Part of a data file

***

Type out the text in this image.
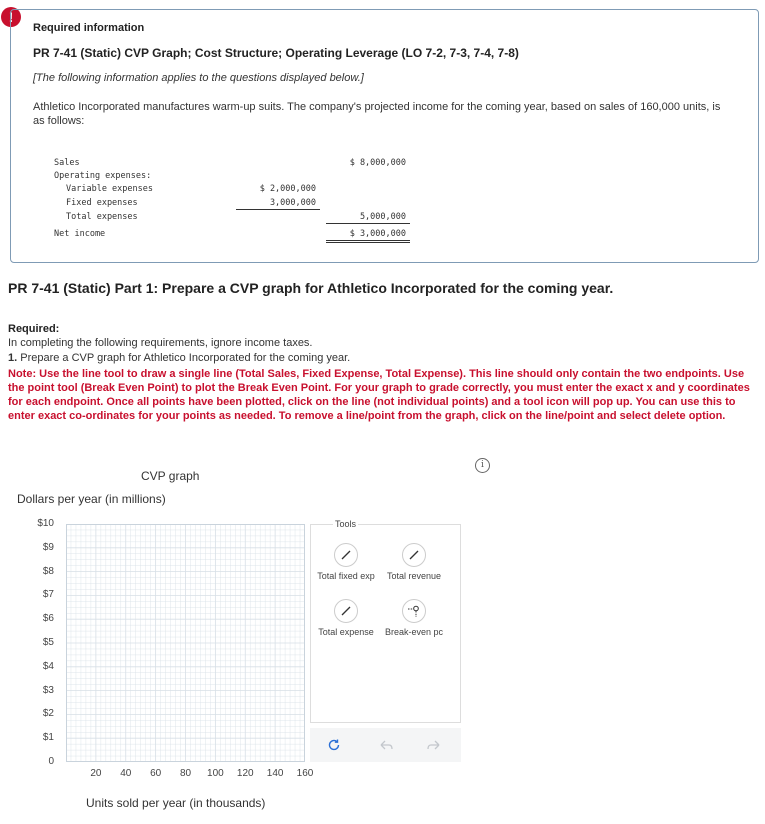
!
Required information
PR 7-41 (Static) CVP Graph; Cost Structure; Operating Leverage (LO 7-2, 7-3, 7-4, 7-8)
[The following information applies to the questions displayed below.]
Athletico Incorporated manufactures warm-up suits. The company's projected income for the coming year, based on sales of 160,000 units, is as follows:
Sales	$ 8,000,000
Operating expenses:
Variable expenses	$ 2,000,000
Fixed expenses	3,000,000
Total expenses	5,000,000
Net income	$ 3,000,000
PR 7-41 (Static) Part 1: Prepare a CVP graph for Athletico Incorporated for the coming year.
Required:
In completing the following requirements, ignore income taxes.
1. Prepare a CVP graph for Athletico Incorporated for the coming year.
Note: Use the line tool to draw a single line (Total Sales, Fixed Expense, Total Expense). This line should only contain the two endpoints. Use the point tool (Break Even Point) to plot the Break Even Point. For your graph to grade correctly, you must enter the exact x and y coordinates for each endpoint. Once all points have been plotted, click on the line (not individual points) and a tool icon will pop up. You can use this to enter exact co-ordinates for your points as needed. To remove a line/point from the graph, click on the line/point and select delete option.
i
CVP graph
Dollars per year (in millions)
0
$1
$2
$3
$4
$5
$6
$7
$8
$9
$10
20	40	60	80	100	120	140	160
Units sold per year (in thousands)
Tools
Total fixed exp	Total revenue
Total expense	Break-even pc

***

Given request: Lines that hold "Athletico" are the ones to copy; find all of them.

Expected output:
Athletico Incorporated manufactures warm-up suits. The company's projected income for the coming year, based on sales of 160,000 units, is as follows:
PR 7-41 (Static) Part 1: Prepare a CVP graph for Athletico Incorporated for the coming year.
1. Prepare a CVP graph for Athletico Incorporated for the coming year.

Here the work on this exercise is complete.